● AIM: Return nothing but the lines from the line containing "Extract the structured" through the last line of the records, reproduced exactly.

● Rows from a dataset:
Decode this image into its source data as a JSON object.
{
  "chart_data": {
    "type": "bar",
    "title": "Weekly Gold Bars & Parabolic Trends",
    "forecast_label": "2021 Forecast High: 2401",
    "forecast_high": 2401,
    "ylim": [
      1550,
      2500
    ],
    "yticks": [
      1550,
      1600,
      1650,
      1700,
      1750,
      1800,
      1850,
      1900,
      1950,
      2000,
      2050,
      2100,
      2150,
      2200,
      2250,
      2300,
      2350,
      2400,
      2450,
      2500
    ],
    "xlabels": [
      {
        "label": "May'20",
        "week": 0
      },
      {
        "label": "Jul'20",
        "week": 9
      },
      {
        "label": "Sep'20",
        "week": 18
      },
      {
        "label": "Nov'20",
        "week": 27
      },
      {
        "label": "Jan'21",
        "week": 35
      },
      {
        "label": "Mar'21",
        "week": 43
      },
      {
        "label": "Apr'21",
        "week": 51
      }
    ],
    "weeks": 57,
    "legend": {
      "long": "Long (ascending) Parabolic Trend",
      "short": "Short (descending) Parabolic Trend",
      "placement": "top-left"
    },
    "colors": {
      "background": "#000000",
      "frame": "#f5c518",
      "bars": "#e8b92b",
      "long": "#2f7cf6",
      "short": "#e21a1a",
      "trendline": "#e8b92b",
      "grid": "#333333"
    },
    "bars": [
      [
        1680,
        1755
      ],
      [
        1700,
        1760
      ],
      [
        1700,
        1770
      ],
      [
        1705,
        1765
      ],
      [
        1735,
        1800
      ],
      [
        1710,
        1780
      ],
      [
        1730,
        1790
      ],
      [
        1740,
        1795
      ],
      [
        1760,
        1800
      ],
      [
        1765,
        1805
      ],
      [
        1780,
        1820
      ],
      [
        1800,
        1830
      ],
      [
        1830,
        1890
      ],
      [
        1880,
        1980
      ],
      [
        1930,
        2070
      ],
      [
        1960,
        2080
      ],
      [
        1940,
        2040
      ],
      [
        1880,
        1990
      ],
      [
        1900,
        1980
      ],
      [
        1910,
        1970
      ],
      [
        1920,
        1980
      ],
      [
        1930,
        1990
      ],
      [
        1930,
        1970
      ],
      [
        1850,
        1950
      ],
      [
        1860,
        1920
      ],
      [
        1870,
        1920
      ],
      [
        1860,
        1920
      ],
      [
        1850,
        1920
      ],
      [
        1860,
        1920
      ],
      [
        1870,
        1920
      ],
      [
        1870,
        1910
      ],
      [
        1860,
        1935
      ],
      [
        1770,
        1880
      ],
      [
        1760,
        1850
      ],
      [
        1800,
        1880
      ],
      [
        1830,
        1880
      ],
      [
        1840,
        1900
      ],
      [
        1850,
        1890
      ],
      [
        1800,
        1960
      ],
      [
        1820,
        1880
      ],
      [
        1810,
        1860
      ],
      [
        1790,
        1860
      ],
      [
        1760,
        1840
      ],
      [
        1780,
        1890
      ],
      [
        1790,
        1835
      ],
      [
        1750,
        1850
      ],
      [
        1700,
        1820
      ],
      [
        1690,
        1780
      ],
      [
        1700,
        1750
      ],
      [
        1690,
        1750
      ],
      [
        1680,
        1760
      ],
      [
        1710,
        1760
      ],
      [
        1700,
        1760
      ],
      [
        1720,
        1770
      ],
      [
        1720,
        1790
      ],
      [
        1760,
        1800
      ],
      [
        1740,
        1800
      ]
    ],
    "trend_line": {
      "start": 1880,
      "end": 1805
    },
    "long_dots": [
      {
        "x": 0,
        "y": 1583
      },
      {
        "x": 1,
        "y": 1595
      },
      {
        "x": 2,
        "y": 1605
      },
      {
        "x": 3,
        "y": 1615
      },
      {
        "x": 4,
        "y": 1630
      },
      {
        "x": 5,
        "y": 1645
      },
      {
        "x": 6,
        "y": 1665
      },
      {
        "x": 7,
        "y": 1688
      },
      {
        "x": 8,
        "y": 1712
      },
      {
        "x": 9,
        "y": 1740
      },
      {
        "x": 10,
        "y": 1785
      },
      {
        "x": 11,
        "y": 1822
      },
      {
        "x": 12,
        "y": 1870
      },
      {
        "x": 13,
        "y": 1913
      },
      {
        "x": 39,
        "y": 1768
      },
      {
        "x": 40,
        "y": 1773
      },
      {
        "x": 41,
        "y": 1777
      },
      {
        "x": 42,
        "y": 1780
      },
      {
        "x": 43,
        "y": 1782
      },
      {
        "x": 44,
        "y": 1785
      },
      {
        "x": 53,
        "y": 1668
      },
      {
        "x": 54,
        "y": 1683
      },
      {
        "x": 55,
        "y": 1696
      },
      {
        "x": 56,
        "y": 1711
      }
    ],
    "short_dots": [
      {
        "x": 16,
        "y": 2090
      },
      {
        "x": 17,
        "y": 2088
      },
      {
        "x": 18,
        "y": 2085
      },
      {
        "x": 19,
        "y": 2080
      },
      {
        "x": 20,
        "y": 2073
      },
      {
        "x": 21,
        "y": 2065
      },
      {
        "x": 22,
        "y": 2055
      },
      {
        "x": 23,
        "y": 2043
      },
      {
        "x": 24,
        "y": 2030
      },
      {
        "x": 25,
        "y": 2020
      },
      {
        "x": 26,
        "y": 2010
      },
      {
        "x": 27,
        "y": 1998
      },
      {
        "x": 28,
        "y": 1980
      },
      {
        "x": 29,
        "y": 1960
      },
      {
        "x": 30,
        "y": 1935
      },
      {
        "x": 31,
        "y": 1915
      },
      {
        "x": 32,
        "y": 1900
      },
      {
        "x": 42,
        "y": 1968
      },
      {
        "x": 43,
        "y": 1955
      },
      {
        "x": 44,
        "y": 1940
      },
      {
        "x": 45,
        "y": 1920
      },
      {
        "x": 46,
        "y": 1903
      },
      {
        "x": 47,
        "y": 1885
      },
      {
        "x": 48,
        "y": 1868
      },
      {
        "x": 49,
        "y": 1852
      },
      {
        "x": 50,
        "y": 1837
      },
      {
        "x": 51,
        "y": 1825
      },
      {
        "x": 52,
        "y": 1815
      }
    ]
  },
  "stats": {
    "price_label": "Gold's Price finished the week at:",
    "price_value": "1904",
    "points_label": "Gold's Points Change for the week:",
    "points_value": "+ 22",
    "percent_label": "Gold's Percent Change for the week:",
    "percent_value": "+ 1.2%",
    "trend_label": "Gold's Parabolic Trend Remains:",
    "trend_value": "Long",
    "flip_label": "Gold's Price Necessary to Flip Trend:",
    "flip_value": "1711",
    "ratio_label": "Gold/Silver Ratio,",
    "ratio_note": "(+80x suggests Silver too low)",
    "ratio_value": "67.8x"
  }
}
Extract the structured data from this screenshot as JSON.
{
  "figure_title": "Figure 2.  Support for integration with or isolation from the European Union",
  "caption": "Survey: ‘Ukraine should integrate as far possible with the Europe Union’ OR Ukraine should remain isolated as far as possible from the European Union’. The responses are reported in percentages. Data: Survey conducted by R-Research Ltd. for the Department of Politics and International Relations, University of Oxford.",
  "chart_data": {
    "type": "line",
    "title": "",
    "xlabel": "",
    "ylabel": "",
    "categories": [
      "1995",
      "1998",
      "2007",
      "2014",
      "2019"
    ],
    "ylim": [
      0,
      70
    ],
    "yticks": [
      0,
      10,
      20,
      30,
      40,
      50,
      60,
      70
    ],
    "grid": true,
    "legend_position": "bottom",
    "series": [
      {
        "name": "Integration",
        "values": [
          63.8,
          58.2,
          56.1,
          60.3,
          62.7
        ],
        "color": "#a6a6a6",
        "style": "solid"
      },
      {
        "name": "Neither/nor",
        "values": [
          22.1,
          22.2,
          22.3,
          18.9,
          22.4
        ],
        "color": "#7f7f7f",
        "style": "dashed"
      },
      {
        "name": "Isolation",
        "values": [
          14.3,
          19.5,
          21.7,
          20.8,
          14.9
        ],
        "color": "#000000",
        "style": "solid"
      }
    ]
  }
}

● OUTPUT OF THE EXERCISE:
Extract the structured data from this screenshot as JSON.
{
  "figure_title": "Figure 2.  Support for integration with or isolation from the European Union",
  "caption": "Survey: ‘Ukraine should integrate as far possible with the Europe Union’ OR Ukraine should remain isolated as far as possible from the European Union’. The responses are reported in percentages. Data: Survey conducted by R-Research Ltd. for the Department of Politics and International Relations, University of Oxford.",
  "chart_data": {
    "type": "line",
    "title": "",
    "xlabel": "",
    "ylabel": "",
    "categories": [
      "1995",
      "1998",
      "2007",
      "2014",
      "2019"
    ],
    "ylim": [
      0,
      70
    ],
    "yticks": [
      0,
      10,
      20,
      30,
      40,
      50,
      60,
      70
    ],
    "grid": true,
    "legend_position": "bottom",
    "series": [
      {
        "name": "Integration",
        "values": [
          63.8,
          58.2,
          56.1,
          60.3,
          62.7
        ],
        "color": "#a6a6a6",
        "style": "solid"
      },
      {
        "name": "Neither/nor",
        "values": [
          22.1,
          22.2,
          22.3,
          18.9,
          22.4
        ],
        "color": "#7f7f7f",
        "style": "dashed"
      },
      {
        "name": "Isolation",
        "values": [
          14.3,
          19.5,
          21.7,
          20.8,
          14.9
        ],
        "color": "#000000",
        "style": "solid"
      }
    ]
  }
}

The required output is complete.